• _Directive_: Copy out every line of the listing below word for word, leaving out the pictures.

--- Data for processing ---

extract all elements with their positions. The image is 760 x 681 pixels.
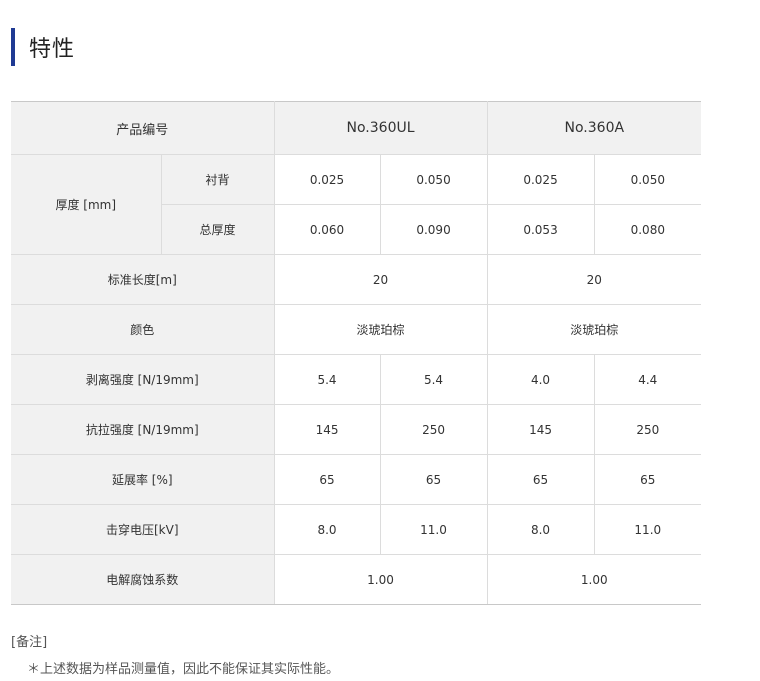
spec-table: 产品编号 No.360UL No.360A 厚度 [mm] 衬背 0.025 0… [11, 101, 702, 605]
table-cell: 淡琥珀棕 [486, 304, 702, 355]
header-product-360ul: No.360UL [273, 101, 488, 155]
table-row-color: 颜色 淡琥珀棕 淡琥珀棕 [11, 304, 702, 355]
table-cell: 20 [486, 254, 702, 305]
section-heading: 特性 [11, 28, 75, 66]
notes-title: [备注] [11, 635, 48, 650]
peel-label: 剥离强度 [N/19mm] [11, 354, 275, 405]
table-row-elongation: 延展率 [%] 65 65 65 65 [11, 454, 702, 505]
table-row-header: 产品编号 No.360UL No.360A [11, 101, 702, 155]
table-row-corrosion: 电解腐蚀系数 1.00 1.00 [11, 554, 702, 605]
corrosion-label: 电解腐蚀系数 [11, 554, 275, 605]
table-cell: 4.4 [593, 354, 702, 405]
section-title: 特性 [29, 37, 76, 62]
table-cell: 20 [273, 254, 488, 305]
table-cell: 65 [593, 454, 702, 505]
total-thickness-label: 总厚度 [161, 204, 275, 255]
table-row-backing: 厚度 [mm] 衬背 0.025 0.050 0.025 0.050 [11, 154, 702, 255]
table-cell: 65 [379, 454, 488, 505]
table-cell: 4.0 [486, 354, 595, 405]
table-cell: 250 [379, 404, 488, 455]
table-cell: 0.090 [379, 204, 488, 255]
table-cell: 0.053 [486, 204, 595, 255]
thickness-label: 厚度 [mm] [11, 154, 162, 255]
note-text: ＊上述数据为样品测量值，因此不能保证其实际性能。 [27, 662, 340, 677]
table-cell: 0.050 [593, 154, 702, 205]
table-cell: 0.025 [486, 154, 595, 205]
color-label: 颜色 [11, 304, 275, 355]
table-cell: 8.0 [486, 504, 595, 555]
table-row-tensile: 抗拉强度 [N/19mm] 145 250 145 250 [11, 404, 702, 455]
elongation-label: 延展率 [%] [11, 454, 275, 505]
tensile-label: 抗拉强度 [N/19mm] [11, 404, 275, 455]
table-cell: 145 [486, 404, 595, 455]
table-cell: 250 [593, 404, 702, 455]
header-product-360a: No.360A [486, 101, 702, 155]
table-row-length: 标准长度[m] 20 20 [11, 254, 702, 305]
table-cell: 5.4 [379, 354, 488, 405]
table-cell: 0.080 [593, 204, 702, 255]
table-cell: 5.4 [273, 354, 381, 405]
table-cell: 淡琥珀棕 [273, 304, 488, 355]
table-cell: 65 [273, 454, 381, 505]
table-cell: 11.0 [379, 504, 488, 555]
breakdown-label: 击穿电压[kV] [11, 504, 275, 555]
table-cell: 0.025 [273, 154, 381, 205]
table-row-breakdown: 击穿电压[kV] 8.0 11.0 8.0 11.0 [11, 504, 702, 555]
table-cell: 0.050 [379, 154, 488, 205]
table-cell: 11.0 [593, 504, 702, 555]
table-cell: 1.00 [273, 554, 488, 605]
table-cell: 0.060 [273, 204, 381, 255]
header-label: 产品编号 [11, 101, 275, 155]
table-row-peel: 剥离强度 [N/19mm] 5.4 5.4 4.0 4.4 [11, 354, 702, 405]
length-label: 标准长度[m] [11, 254, 275, 305]
backing-label: 衬背 [160, 154, 275, 205]
table-cell: 1.00 [486, 554, 702, 605]
table-cell: 65 [486, 454, 595, 505]
table-cell: 8.0 [273, 504, 381, 555]
table-cell: 145 [273, 404, 381, 455]
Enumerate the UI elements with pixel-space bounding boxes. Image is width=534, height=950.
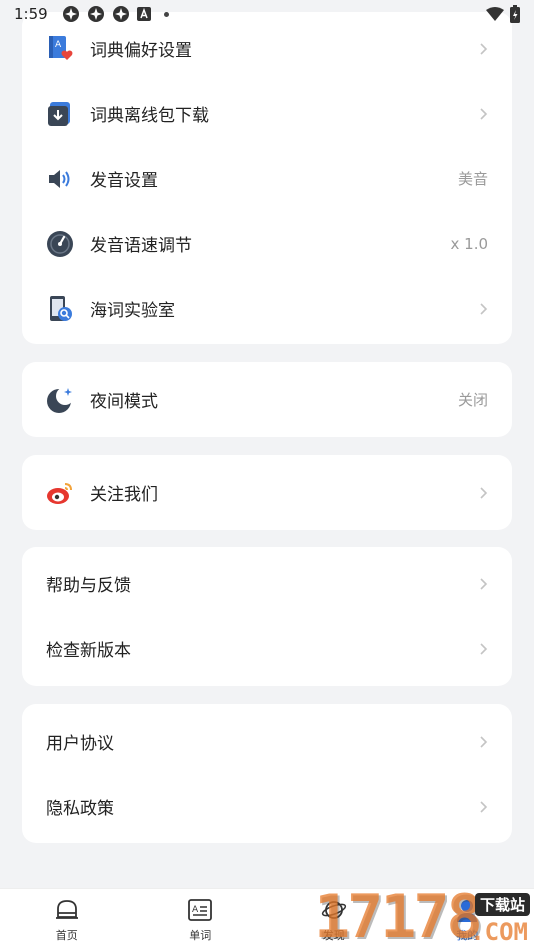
tab-discover[interactable]: 发现 [267,889,401,950]
svg-text:A: A [55,40,62,50]
offline-download-icon [46,100,74,128]
status-time: 1:59 [14,5,48,23]
check-update-row[interactable]: 检查新版本 [22,616,512,681]
night-mode-value: 关闭 [457,391,488,409]
row-label: 关注我们 [90,485,158,505]
tab-home[interactable]: 首页 [0,889,134,950]
app-notification-icon [62,6,79,22]
row-label: 发音语速调节 [90,236,192,256]
follow-us-row[interactable]: 关注我们 [22,460,512,525]
speech-rate-row[interactable]: 发音语速调节 x 1.0 [22,211,512,276]
chevron-right-icon [480,107,488,120]
moon-icon [46,386,74,414]
speaker-icon [46,165,74,193]
chevron-right-icon [480,302,488,315]
night-mode-row[interactable]: 夜间模式 关闭 [22,367,512,432]
app-notification-icon [112,6,129,22]
chevron-right-icon [480,735,488,748]
follow-card: 关注我们 [22,455,512,530]
row-label: 发音设置 [90,171,158,191]
notification-icons [62,5,169,23]
night-mode-card: 夜间模式 关闭 [22,362,512,437]
row-label: 词典偏好设置 [90,41,192,61]
user-agreement-row[interactable]: 用户协议 [22,709,512,774]
row-label: 词典离线包下载 [90,106,209,126]
user-icon [457,899,478,922]
help-card: 帮助与反馈 检查新版本 [22,547,512,686]
accent-value: 美音 [457,170,488,188]
row-label: 帮助与反馈 [46,576,131,596]
chevron-right-icon [480,42,488,55]
svg-text:A: A [192,905,199,915]
speedometer-icon [46,230,74,258]
offline-package-row[interactable]: 词典离线包下载 [22,81,512,146]
a-notification-icon [136,7,151,21]
chevron-right-icon [480,577,488,590]
home-icon [55,899,78,919]
row-label: 隐私政策 [46,799,114,819]
status-bar: 1:59 [0,0,534,28]
system-icons [486,5,520,23]
tab-words[interactable]: A 单词 [134,889,268,950]
chevron-right-icon [480,642,488,655]
privacy-policy-row[interactable]: 隐私政策 [22,774,512,839]
chevron-right-icon [480,486,488,499]
tab-label: 首页 [55,928,78,942]
tab-label: 发现 [322,928,345,942]
tab-label: 我的 [456,928,479,942]
planet-icon [321,900,346,919]
tab-label: 单词 [189,928,212,942]
rate-value: x 1.0 [450,234,489,253]
row-label: 用户协议 [46,734,114,754]
pronunciation-settings-row[interactable]: 发音设置 美音 [22,146,512,211]
row-label: 夜间模式 [90,392,158,412]
battery-icon [510,5,520,23]
bottom-tab-bar: 首页 A 单词 发现 我的 [0,888,534,950]
app-notification-icon [87,6,104,22]
lab-phone-search-icon [46,295,74,323]
weibo-icon [46,479,74,507]
tab-me[interactable]: 我的 [401,889,534,950]
chevron-right-icon [480,800,488,813]
more-dot-icon [163,11,169,17]
legal-card: 用户协议 隐私政策 [22,704,512,843]
help-feedback-row[interactable]: 帮助与反馈 [22,551,512,616]
row-label: 海词实验室 [90,301,175,321]
wifi-icon [486,7,504,21]
row-label: 检查新版本 [46,641,131,661]
lab-row[interactable]: 海词实验室 [22,276,512,341]
word-card-icon: A [188,898,213,921]
dictionary-heart-icon: A [46,35,74,63]
settings-card: A 词典偏好设置 词典离线包下载 发音设置 美音 发音语速调节 x 1.0 海词… [22,12,512,344]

---

• _Exercise response_:
extract all elements with their positions. The image is 760 x 681 pixels.
spec-table: 产品编号 No.360UL No.360A 厚度 [mm] 衬背 0.025 0… [11, 101, 702, 605]
table-cell: 淡琥珀棕 [486, 304, 702, 355]
header-product-360ul: No.360UL [273, 101, 488, 155]
table-row-color: 颜色 淡琥珀棕 淡琥珀棕 [11, 304, 702, 355]
table-cell: 20 [486, 254, 702, 305]
section-heading: 特性 [11, 28, 75, 66]
notes-title: [备注] [11, 635, 48, 650]
peel-label: 剥离强度 [N/19mm] [11, 354, 275, 405]
table-row-elongation: 延展率 [%] 65 65 65 65 [11, 454, 702, 505]
table-row-header: 产品编号 No.360UL No.360A [11, 101, 702, 155]
table-row-corrosion: 电解腐蚀系数 1.00 1.00 [11, 554, 702, 605]
corrosion-label: 电解腐蚀系数 [11, 554, 275, 605]
table-cell: 4.4 [593, 354, 702, 405]
section-title: 特性 [29, 37, 76, 62]
table-cell: 20 [273, 254, 488, 305]
table-cell: 65 [593, 454, 702, 505]
total-thickness-label: 总厚度 [161, 204, 275, 255]
table-row-backing: 厚度 [mm] 衬背 0.025 0.050 0.025 0.050 [11, 154, 702, 255]
table-cell: 65 [379, 454, 488, 505]
table-cell: 4.0 [486, 354, 595, 405]
table-cell: 250 [379, 404, 488, 455]
table-cell: 0.090 [379, 204, 488, 255]
table-cell: 0.053 [486, 204, 595, 255]
thickness-label: 厚度 [mm] [11, 154, 162, 255]
note-text: ＊上述数据为样品测量值，因此不能保证其实际性能。 [27, 662, 340, 677]
table-cell: 0.050 [593, 154, 702, 205]
table-cell: 0.025 [486, 154, 595, 205]
color-label: 颜色 [11, 304, 275, 355]
table-cell: 8.0 [486, 504, 595, 555]
table-row-tensile: 抗拉强度 [N/19mm] 145 250 145 250 [11, 404, 702, 455]
elongation-label: 延展率 [%] [11, 454, 275, 505]
tensile-label: 抗拉强度 [N/19mm] [11, 404, 275, 455]
table-cell: 145 [486, 404, 595, 455]
table-cell: 250 [593, 404, 702, 455]
header-product-360a: No.360A [486, 101, 702, 155]
table-row-length: 标准长度[m] 20 20 [11, 254, 702, 305]
table-cell: 5.4 [379, 354, 488, 405]
table-cell: 0.080 [593, 204, 702, 255]
table-cell: 5.4 [273, 354, 381, 405]
table-cell: 淡琥珀棕 [273, 304, 488, 355]
table-cell: 65 [273, 454, 381, 505]
table-cell: 11.0 [379, 504, 488, 555]
breakdown-label: 击穿电压[kV] [11, 504, 275, 555]
table-cell: 0.025 [273, 154, 381, 205]
table-row-breakdown: 击穿电压[kV] 8.0 11.0 8.0 11.0 [11, 504, 702, 555]
table-cell: 0.050 [379, 154, 488, 205]
table-cell: 11.0 [593, 504, 702, 555]
table-cell: 1.00 [273, 554, 488, 605]
table-cell: 0.060 [273, 204, 381, 255]
header-label: 产品编号 [11, 101, 275, 155]
table-row-peel: 剥离强度 [N/19mm] 5.4 5.4 4.0 4.4 [11, 354, 702, 405]
length-label: 标准长度[m] [11, 254, 275, 305]
backing-label: 衬背 [160, 154, 275, 205]
table-cell: 1.00 [486, 554, 702, 605]
table-cell: 65 [486, 454, 595, 505]
table-cell: 8.0 [273, 504, 381, 555]
table-cell: 145 [273, 404, 381, 455]
Enumerate the UI elements with pixel-space bounding boxes. Image is width=534, height=950.
tab-discover[interactable]: 发现 [267,889,401,950]
svg-text:A: A [55,40,62,50]
offline-download-icon [46,100,74,128]
status-time: 1:59 [14,5,48,23]
check-update-row[interactable]: 检查新版本 [22,616,512,681]
night-mode-value: 关闭 [457,391,488,409]
row-label: 关注我们 [90,485,158,505]
tab-home[interactable]: 首页 [0,889,134,950]
app-notification-icon [62,6,79,22]
row-label: 发音语速调节 [90,236,192,256]
follow-us-row[interactable]: 关注我们 [22,460,512,525]
speech-rate-row[interactable]: 发音语速调节 x 1.0 [22,211,512,276]
chevron-right-icon [480,107,488,120]
moon-icon [46,386,74,414]
speaker-icon [46,165,74,193]
chevron-right-icon [480,302,488,315]
night-mode-row[interactable]: 夜间模式 关闭 [22,367,512,432]
app-notification-icon [112,6,129,22]
chevron-right-icon [480,735,488,748]
follow-card: 关注我们 [22,455,512,530]
row-label: 发音设置 [90,171,158,191]
notification-icons [62,5,169,23]
night-mode-card: 夜间模式 关闭 [22,362,512,437]
row-label: 词典偏好设置 [90,41,192,61]
user-agreement-row[interactable]: 用户协议 [22,709,512,774]
row-label: 词典离线包下载 [90,106,209,126]
user-icon [457,899,478,922]
help-card: 帮助与反馈 检查新版本 [22,547,512,686]
accent-value: 美音 [457,170,488,188]
row-label: 帮助与反馈 [46,576,131,596]
chevron-right-icon [480,42,488,55]
svg-text:A: A [192,905,199,915]
speedometer-icon [46,230,74,258]
offline-package-row[interactable]: 词典离线包下载 [22,81,512,146]
a-notification-icon [136,7,151,21]
chevron-right-icon [480,577,488,590]
home-icon [55,899,78,919]
row-label: 隐私政策 [46,799,114,819]
status-bar: 1:59 [0,0,534,28]
system-icons [486,5,520,23]
tab-words[interactable]: A 单词 [134,889,268,950]
chevron-right-icon [480,642,488,655]
privacy-policy-row[interactable]: 隐私政策 [22,774,512,839]
chevron-right-icon [480,486,488,499]
tab-label: 首页 [55,928,78,942]
tab-label: 发现 [322,928,345,942]
tab-label: 我的 [456,928,479,942]
planet-icon [321,900,346,919]
tab-label: 单词 [189,928,212,942]
rate-value: x 1.0 [450,234,489,253]
row-label: 用户协议 [46,734,114,754]
pronunciation-settings-row[interactable]: 发音设置 美音 [22,146,512,211]
row-label: 夜间模式 [90,392,158,412]
battery-icon [510,5,520,23]
bottom-tab-bar: 首页 A 单词 发现 我的 [0,888,534,950]
app-notification-icon [87,6,104,22]
lab-phone-search-icon [46,295,74,323]
weibo-icon [46,479,74,507]
tab-me[interactable]: 我的 [401,889,534,950]
chevron-right-icon [480,800,488,813]
more-dot-icon [163,11,169,17]
legal-card: 用户协议 隐私政策 [22,704,512,843]
help-feedback-row[interactable]: 帮助与反馈 [22,551,512,616]
row-label: 海词实验室 [90,301,175,321]
wifi-icon [486,7,504,21]
row-label: 检查新版本 [46,641,131,661]
lab-row[interactable]: 海词实验室 [22,276,512,341]
word-card-icon: A [188,898,213,921]
dictionary-heart-icon: A [46,35,74,63]
settings-card: A 词典偏好设置 词典离线包下载 发音设置 美音 发音语速调节 x 1.0 海词… [22,12,512,344]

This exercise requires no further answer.